Exact reproduction of the data is required, with images excluded.

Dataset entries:
---+---

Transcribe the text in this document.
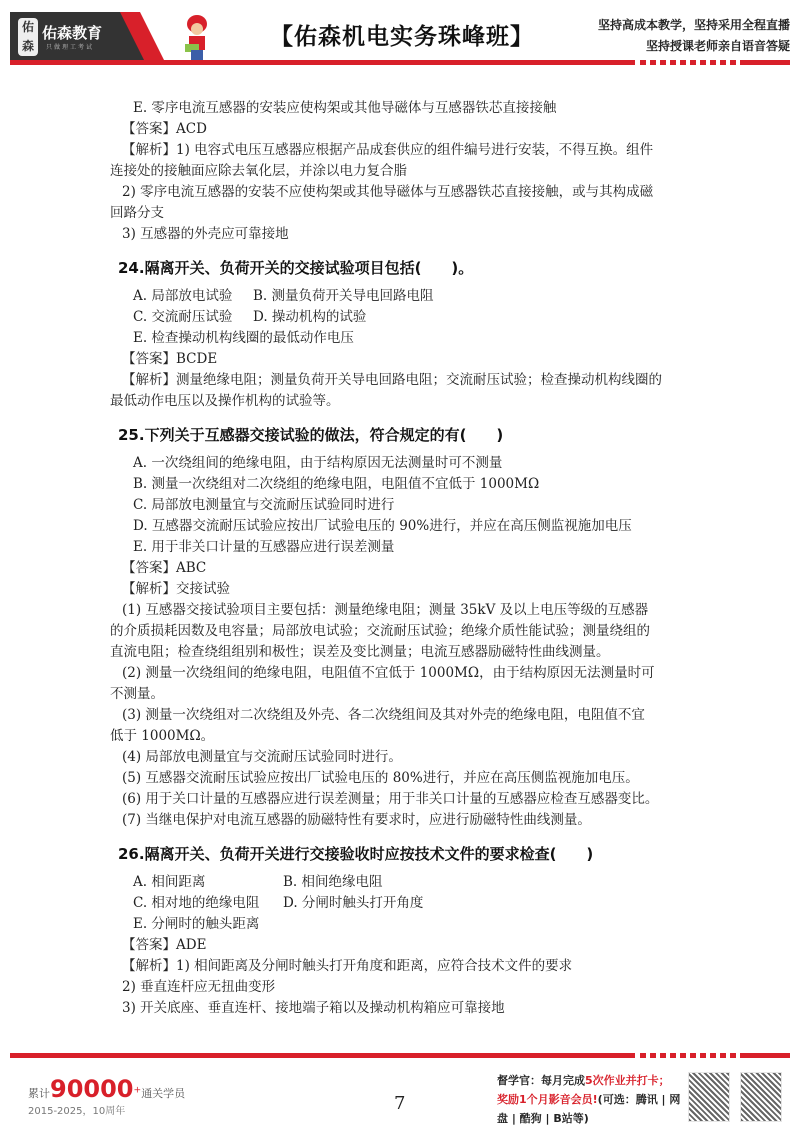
佑
森
佑森教育
只做理工考试	【佑森机电实务珠峰班】	坚持高成本教学，坚持采用全程直播
坚持授课老师亲自语音答疑
E. 零序电流互感器的安装应使构架或其他导磁体与互感器铁芯直接接触
【答案】ACD
【解析】1) 电容式电压互感器应根据产品成套供应的组件编号进行安装，不得互换。组件
连接处的接触面应除去氧化层，并涂以电力复合脂
2) 零序电流互感器的安装不应使构架或其他导磁体与互感器铁芯直接接触，或与其构成磁
回路分支
3) 互感器的外壳应可靠接地
24.隔离开关、负荷开关的交接试验项目包括(　　)。
A. 局部放电试验 B. 测量负荷开关导电回路电阻
C. 交流耐压试验 D. 操动机构的试验
E. 检查操动机构线圈的最低动作电压
【答案】BCDE
【解析】测量绝缘电阻；测量负荷开关导电回路电阻；交流耐压试验；检查操动机构线圈的
最低动作电压以及操作机构的试验等。
25.下列关于互感器交接试验的做法，符合规定的有(　　)
A. 一次绕组间的绝缘电阻，由于结构原因无法测量时可不测量
B. 测量一次绕组对二次绕组的绝缘电阻，电阻值不宜低于 1000MΩ
C. 局部放电测量宜与交流耐压试验同时进行
D. 互感器交流耐压试验应按出厂试验电压的 90%进行，并应在高压侧监视施加电压
E. 用于非关口计量的互感器应进行误差测量
【答案】ABC
【解析】交接试验
(1) 互感器交接试验项目主要包括：测量绝缘电阻；测量 35kV 及以上电压等级的互感器
的介质损耗因数及电容量；局部放电试验；交流耐压试验；绝缘介质性能试验；测量绕组的
直流电阻；检查绕组组别和极性；误差及变比测量；电流互感器励磁特性曲线测量。
(2) 测量一次绕组间的绝缘电阻，电阻值不宜低于 1000MΩ，由于结构原因无法测量时可
不测量。
(3) 测量一次绕组对二次绕组及外壳、各二次绕组间及其对外壳的绝缘电阻，电阻值不宜
低于 1000MΩ。
(4) 局部放电测量宜与交流耐压试验同时进行。
(5) 互感器交流耐压试验应按出厂试验电压的 80%进行，并应在高压侧监视施加电压。
(6) 用于关口计量的互感器应进行误差测量；用于非关口计量的互感器应检查互感器变比。
(7) 当继电保护对电流互感器的励磁特性有要求时，应进行励磁特性曲线测量。
26.隔离开关、负荷开关进行交接验收时应按技术文件的要求检查(　　)
A. 相间距离	B. 相间绝缘电阻
C. 相对地的绝缘电阻 D. 分闸时触头打开角度
E. 分闸时的触头距离
【答案】ADE
【解析】1) 相间距离及分闸时触头打开角度和距离，应符合技术文件的要求
2) 垂直连杆应无扭曲变形
3) 开关底座、垂直连杆、接地端子箱以及操动机构箱应可靠接地
累计90000+通关学员
2015-2025，10周年	7
督学官：每月完成5次作业并打卡；
奖励1个月影音会员!(可选：腾讯 | 网盘 | 酷狗 | B站等)
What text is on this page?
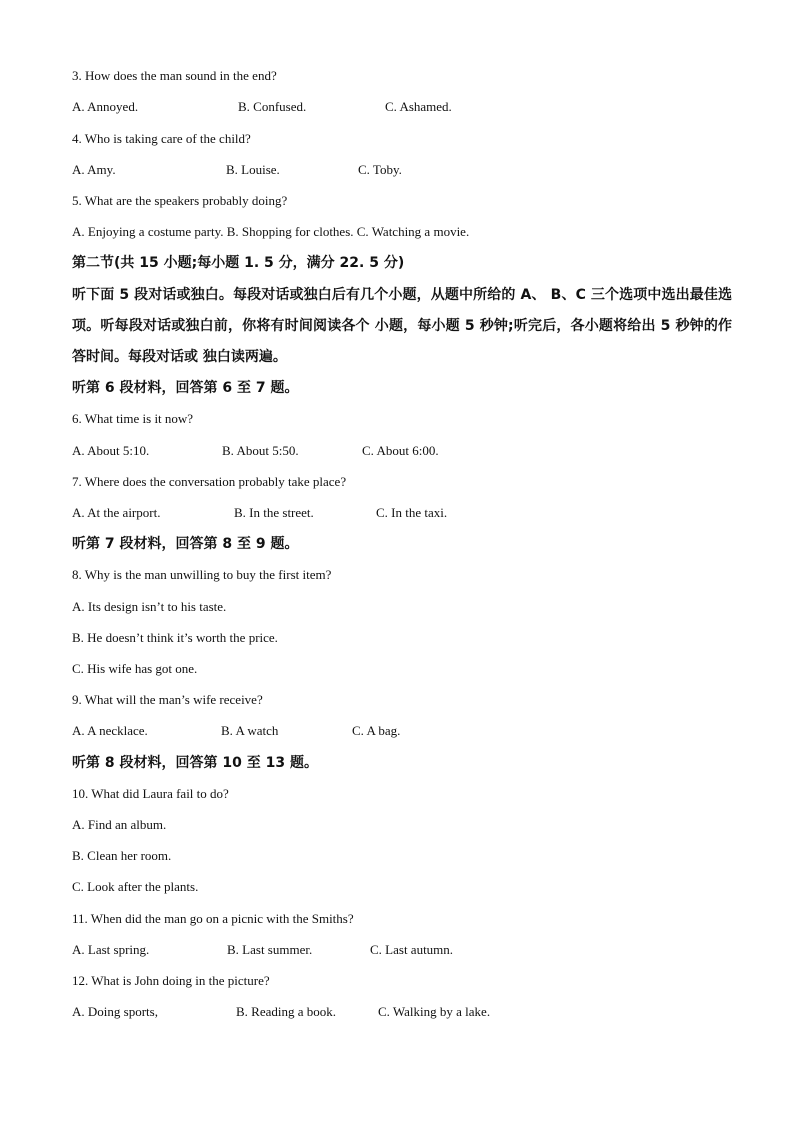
3. How does the man sound in the end?
A. Annoyed.	B. Confused.	C. Ashamed.
4. Who is taking care of the child?
A. Amy.	B. Louise.	C. Toby.
5. What are the speakers probably doing?
A. Enjoying a costume party. B. Shopping for clothes. C. Watching a movie.
第二节(共 15 小题;每小题 1. 5 分，满分 22. 5 分)
听下面 5 段对话或独白。每段对话或独白后有几个小题，从题中所给的 A、 B、C 三个选项中选出最佳选项。听每段对话或独白前，你将有时间阅读各个 小题，每小题 5 秒钟;听完后，各小题将给出 5 秒钟的作答时间。每段对话或 独白读两遍。
听第 6 段材料，回答第 6 至 7 题。
6. What time is it now?
A. About 5:10.	B. About 5:50.	C. About 6:00.
7. Where does the conversation probably take place?
A. At the airport.	B. In the street.	C. In the taxi.
听第 7 段材料，回答第 8 至 9 题。
8. Why is the man unwilling to buy the first item?
A. Its design isn’t to his taste.
B. He doesn’t think it’s worth the price.
C. His wife has got one.
9. What will the man’s wife receive?
A. A necklace.	B. A watch	C. A bag.
听第 8 段材料，回答第 10 至 13 题。
10. What did Laura fail to do?
A. Find an album.
B. Clean her room.
C. Look after the plants.
11. When did the man go on a picnic with the Smiths?
A. Last spring.	B. Last summer.	C. Last autumn.
12. What is John doing in the picture?
A. Doing sports,	B. Reading a book.	C. Walking by a lake.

---+---

RESPONSE TO THIS EXERCISE:
Transcribe the text in this document.
佑
森
佑森教育
只做理工考试	【佑森机电实务珠峰班】	坚持高成本教学，坚持采用全程直播
坚持授课老师亲自语音答疑
E. 零序电流互感器的安装应使构架或其他导磁体与互感器铁芯直接接触
【答案】ACD
【解析】1) 电容式电压互感器应根据产品成套供应的组件编号进行安装，不得互换。组件
连接处的接触面应除去氧化层，并涂以电力复合脂
2) 零序电流互感器的安装不应使构架或其他导磁体与互感器铁芯直接接触，或与其构成磁
回路分支
3) 互感器的外壳应可靠接地
24.隔离开关、负荷开关的交接试验项目包括(　　)。
A. 局部放电试验 B. 测量负荷开关导电回路电阻
C. 交流耐压试验 D. 操动机构的试验
E. 检查操动机构线圈的最低动作电压
【答案】BCDE
【解析】测量绝缘电阻；测量负荷开关导电回路电阻；交流耐压试验；检查操动机构线圈的
最低动作电压以及操作机构的试验等。
25.下列关于互感器交接试验的做法，符合规定的有(　　)
A. 一次绕组间的绝缘电阻，由于结构原因无法测量时可不测量
B. 测量一次绕组对二次绕组的绝缘电阻，电阻值不宜低于 1000MΩ
C. 局部放电测量宜与交流耐压试验同时进行
D. 互感器交流耐压试验应按出厂试验电压的 90%进行，并应在高压侧监视施加电压
E. 用于非关口计量的互感器应进行误差测量
【答案】ABC
【解析】交接试验
(1) 互感器交接试验项目主要包括：测量绝缘电阻；测量 35kV 及以上电压等级的互感器
的介质损耗因数及电容量；局部放电试验；交流耐压试验；绝缘介质性能试验；测量绕组的
直流电阻；检查绕组组别和极性；误差及变比测量；电流互感器励磁特性曲线测量。
(2) 测量一次绕组间的绝缘电阻，电阻值不宜低于 1000MΩ，由于结构原因无法测量时可
不测量。
(3) 测量一次绕组对二次绕组及外壳、各二次绕组间及其对外壳的绝缘电阻，电阻值不宜
低于 1000MΩ。
(4) 局部放电测量宜与交流耐压试验同时进行。
(5) 互感器交流耐压试验应按出厂试验电压的 80%进行，并应在高压侧监视施加电压。
(6) 用于关口计量的互感器应进行误差测量；用于非关口计量的互感器应检查互感器变比。
(7) 当继电保护对电流互感器的励磁特性有要求时，应进行励磁特性曲线测量。
26.隔离开关、负荷开关进行交接验收时应按技术文件的要求检查(　　)
A. 相间距离	B. 相间绝缘电阻
C. 相对地的绝缘电阻 D. 分闸时触头打开角度
E. 分闸时的触头距离
【答案】ADE
【解析】1) 相间距离及分闸时触头打开角度和距离，应符合技术文件的要求
2) 垂直连杆应无扭曲变形
3) 开关底座、垂直连杆、接地端子箱以及操动机构箱应可靠接地
累计90000+通关学员
2015-2025，10周年	7
督学官：每月完成5次作业并打卡；
奖励1个月影音会员!(可选：腾讯 | 网盘 | 酷狗 | B站等)
What text is on this page?
3. How does the man sound in the end?
A. Annoyed.	B. Confused.	C. Ashamed.
4. Who is taking care of the child?
A. Amy.	B. Louise.	C. Toby.
5. What are the speakers probably doing?
A. Enjoying a costume party. B. Shopping for clothes. C. Watching a movie.
第二节(共 15 小题;每小题 1. 5 分，满分 22. 5 分)
听下面 5 段对话或独白。每段对话或独白后有几个小题，从题中所给的 A、 B、C 三个选项中选出最佳选项。听每段对话或独白前，你将有时间阅读各个 小题，每小题 5 秒钟;听完后，各小题将给出 5 秒钟的作答时间。每段对话或 独白读两遍。
听第 6 段材料，回答第 6 至 7 题。
6. What time is it now?
A. About 5:10.	B. About 5:50.	C. About 6:00.
7. Where does the conversation probably take place?
A. At the airport.	B. In the street.	C. In the taxi.
听第 7 段材料，回答第 8 至 9 题。
8. Why is the man unwilling to buy the first item?
A. Its design isn’t to his taste.
B. He doesn’t think it’s worth the price.
C. His wife has got one.
9. What will the man’s wife receive?
A. A necklace.	B. A watch	C. A bag.
听第 8 段材料，回答第 10 至 13 题。
10. What did Laura fail to do?
A. Find an album.
B. Clean her room.
C. Look after the plants.
11. When did the man go on a picnic with the Smiths?
A. Last spring.	B. Last summer.	C. Last autumn.
12. What is John doing in the picture?
A. Doing sports,	B. Reading a book.	C. Walking by a lake.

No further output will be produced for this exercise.